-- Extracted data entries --
+ + + + + + +
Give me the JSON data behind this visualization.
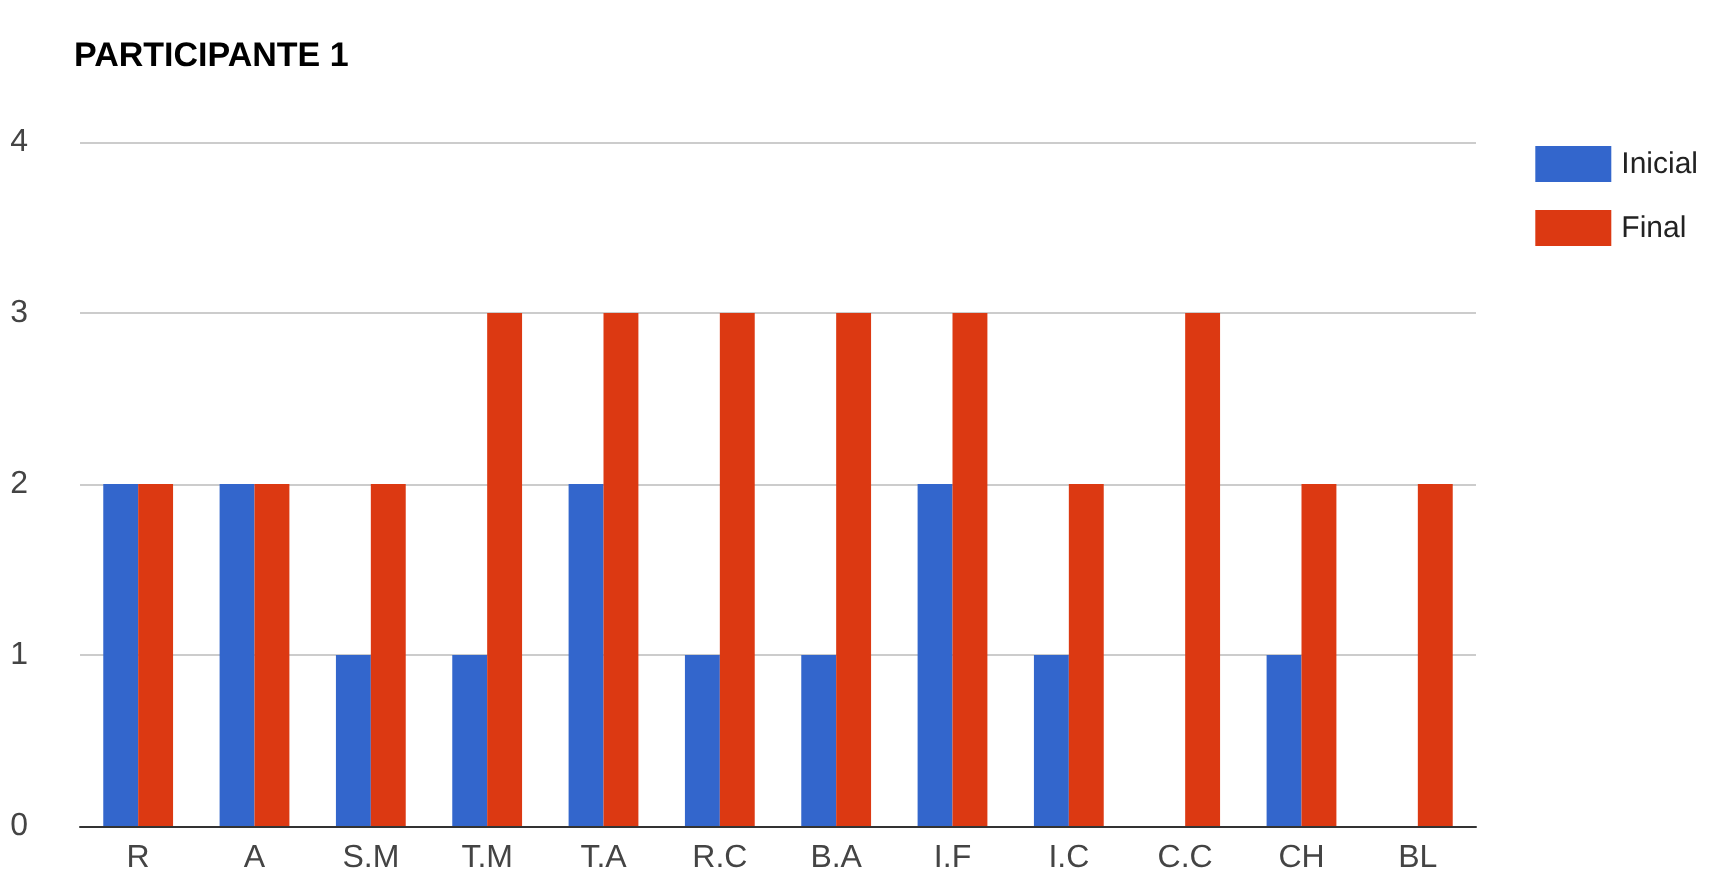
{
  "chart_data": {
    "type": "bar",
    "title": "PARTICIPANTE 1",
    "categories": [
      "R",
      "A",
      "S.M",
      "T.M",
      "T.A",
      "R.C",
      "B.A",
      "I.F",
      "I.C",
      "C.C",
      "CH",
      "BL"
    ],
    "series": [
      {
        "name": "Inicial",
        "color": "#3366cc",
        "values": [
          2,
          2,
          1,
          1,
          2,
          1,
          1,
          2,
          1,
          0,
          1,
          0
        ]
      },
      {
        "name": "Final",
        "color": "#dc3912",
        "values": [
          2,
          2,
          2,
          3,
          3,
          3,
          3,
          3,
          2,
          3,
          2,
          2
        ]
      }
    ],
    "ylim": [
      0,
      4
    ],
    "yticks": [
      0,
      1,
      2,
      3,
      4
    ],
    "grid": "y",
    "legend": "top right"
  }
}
+ + + + + + +
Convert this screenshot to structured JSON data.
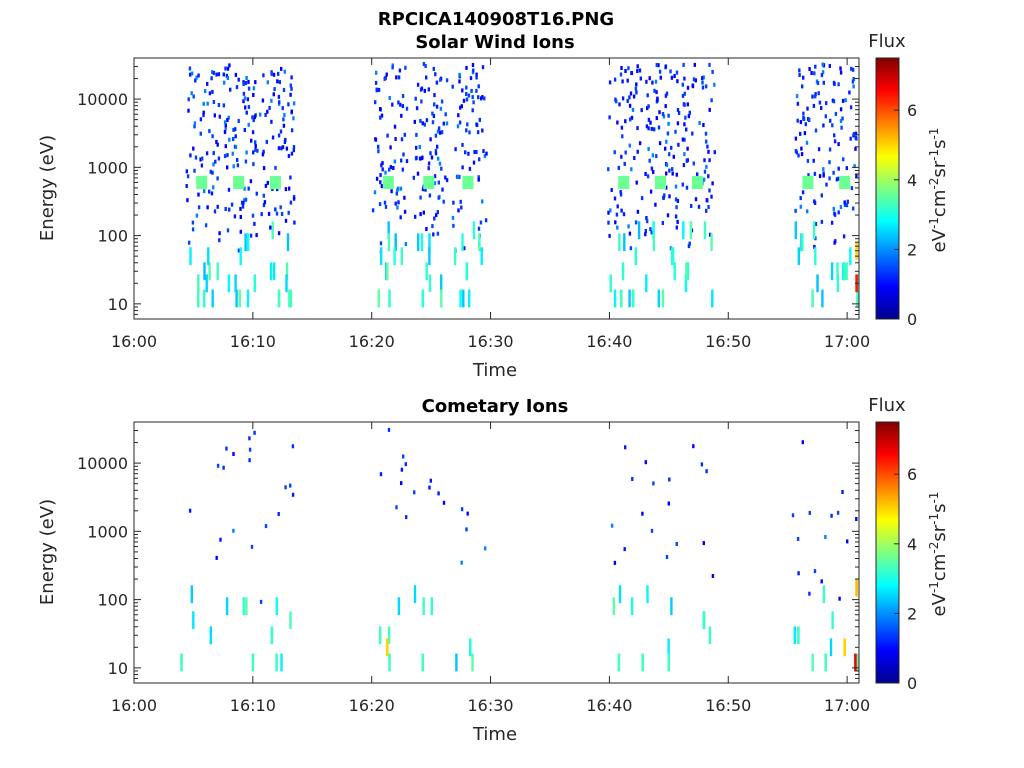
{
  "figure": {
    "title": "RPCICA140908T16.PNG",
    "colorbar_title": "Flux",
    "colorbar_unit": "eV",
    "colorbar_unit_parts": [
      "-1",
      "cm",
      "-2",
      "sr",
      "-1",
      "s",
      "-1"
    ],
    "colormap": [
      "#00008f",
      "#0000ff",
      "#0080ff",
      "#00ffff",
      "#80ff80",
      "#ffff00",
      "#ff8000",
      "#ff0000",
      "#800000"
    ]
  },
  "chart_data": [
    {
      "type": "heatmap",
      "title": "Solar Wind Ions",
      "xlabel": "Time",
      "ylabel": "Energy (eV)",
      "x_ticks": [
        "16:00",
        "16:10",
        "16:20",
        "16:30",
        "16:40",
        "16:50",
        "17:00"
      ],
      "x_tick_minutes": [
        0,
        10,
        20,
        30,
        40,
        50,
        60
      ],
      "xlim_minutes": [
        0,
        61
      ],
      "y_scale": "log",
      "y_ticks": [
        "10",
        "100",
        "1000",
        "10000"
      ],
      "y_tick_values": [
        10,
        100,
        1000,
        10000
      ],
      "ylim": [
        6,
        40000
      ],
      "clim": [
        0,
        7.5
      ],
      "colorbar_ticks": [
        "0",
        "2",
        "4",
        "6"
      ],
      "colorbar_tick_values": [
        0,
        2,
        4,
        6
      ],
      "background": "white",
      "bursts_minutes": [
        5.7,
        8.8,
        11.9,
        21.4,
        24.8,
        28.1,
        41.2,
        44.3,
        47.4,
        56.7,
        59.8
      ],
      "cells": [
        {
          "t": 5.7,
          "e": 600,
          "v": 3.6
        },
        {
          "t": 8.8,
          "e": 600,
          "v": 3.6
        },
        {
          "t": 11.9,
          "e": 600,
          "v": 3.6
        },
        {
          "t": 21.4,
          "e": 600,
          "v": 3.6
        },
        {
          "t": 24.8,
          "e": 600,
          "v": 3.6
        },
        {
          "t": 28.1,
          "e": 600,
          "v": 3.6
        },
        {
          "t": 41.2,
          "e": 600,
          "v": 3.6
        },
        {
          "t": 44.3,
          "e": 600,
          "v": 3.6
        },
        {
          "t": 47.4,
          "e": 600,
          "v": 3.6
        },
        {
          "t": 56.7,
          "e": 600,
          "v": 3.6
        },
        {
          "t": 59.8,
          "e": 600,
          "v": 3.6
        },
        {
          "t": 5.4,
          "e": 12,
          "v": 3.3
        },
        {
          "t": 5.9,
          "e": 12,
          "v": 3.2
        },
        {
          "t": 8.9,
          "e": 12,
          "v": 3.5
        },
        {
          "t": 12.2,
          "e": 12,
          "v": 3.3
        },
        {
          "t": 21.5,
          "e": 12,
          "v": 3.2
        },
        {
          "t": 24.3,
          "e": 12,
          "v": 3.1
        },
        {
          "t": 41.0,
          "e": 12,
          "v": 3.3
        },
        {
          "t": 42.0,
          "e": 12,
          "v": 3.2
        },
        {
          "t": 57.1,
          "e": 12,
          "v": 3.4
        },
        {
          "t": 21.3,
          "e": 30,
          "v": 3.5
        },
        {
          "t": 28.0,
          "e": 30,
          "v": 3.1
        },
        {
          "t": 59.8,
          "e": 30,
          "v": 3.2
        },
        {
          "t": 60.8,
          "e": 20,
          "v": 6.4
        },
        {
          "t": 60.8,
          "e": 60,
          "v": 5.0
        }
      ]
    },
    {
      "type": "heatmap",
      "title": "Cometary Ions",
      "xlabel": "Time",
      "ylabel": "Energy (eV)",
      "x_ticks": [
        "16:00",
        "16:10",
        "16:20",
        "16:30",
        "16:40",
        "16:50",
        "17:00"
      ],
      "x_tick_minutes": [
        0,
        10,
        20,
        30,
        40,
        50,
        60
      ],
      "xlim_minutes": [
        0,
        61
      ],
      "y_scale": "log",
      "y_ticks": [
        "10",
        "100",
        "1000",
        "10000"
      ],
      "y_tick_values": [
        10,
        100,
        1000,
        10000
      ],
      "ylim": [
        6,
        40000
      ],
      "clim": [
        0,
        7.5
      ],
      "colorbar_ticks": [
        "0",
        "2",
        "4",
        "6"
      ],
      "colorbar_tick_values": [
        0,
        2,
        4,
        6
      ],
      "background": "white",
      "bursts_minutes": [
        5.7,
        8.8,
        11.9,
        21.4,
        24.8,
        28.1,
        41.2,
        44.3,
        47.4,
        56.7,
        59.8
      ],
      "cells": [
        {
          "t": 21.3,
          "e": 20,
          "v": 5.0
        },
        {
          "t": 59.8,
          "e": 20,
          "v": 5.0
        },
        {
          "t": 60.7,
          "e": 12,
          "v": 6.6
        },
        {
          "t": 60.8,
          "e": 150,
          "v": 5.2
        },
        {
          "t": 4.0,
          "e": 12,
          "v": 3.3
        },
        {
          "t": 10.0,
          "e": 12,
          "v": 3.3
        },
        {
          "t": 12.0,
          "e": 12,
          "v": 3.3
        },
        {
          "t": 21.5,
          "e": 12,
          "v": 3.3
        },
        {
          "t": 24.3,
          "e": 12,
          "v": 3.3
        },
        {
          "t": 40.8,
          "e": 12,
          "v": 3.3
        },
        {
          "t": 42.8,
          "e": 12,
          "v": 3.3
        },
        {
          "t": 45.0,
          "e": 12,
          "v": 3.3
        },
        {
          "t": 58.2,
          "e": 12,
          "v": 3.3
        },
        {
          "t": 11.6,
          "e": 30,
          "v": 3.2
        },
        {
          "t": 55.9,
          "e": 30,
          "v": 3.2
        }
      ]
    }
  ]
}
+ + + + + + +
Pull every line containing the word "Ions" out of the material.

-- SOLVED EXERCISE --
      "title": "Solar Wind Ions",
      "title": "Cometary Ions",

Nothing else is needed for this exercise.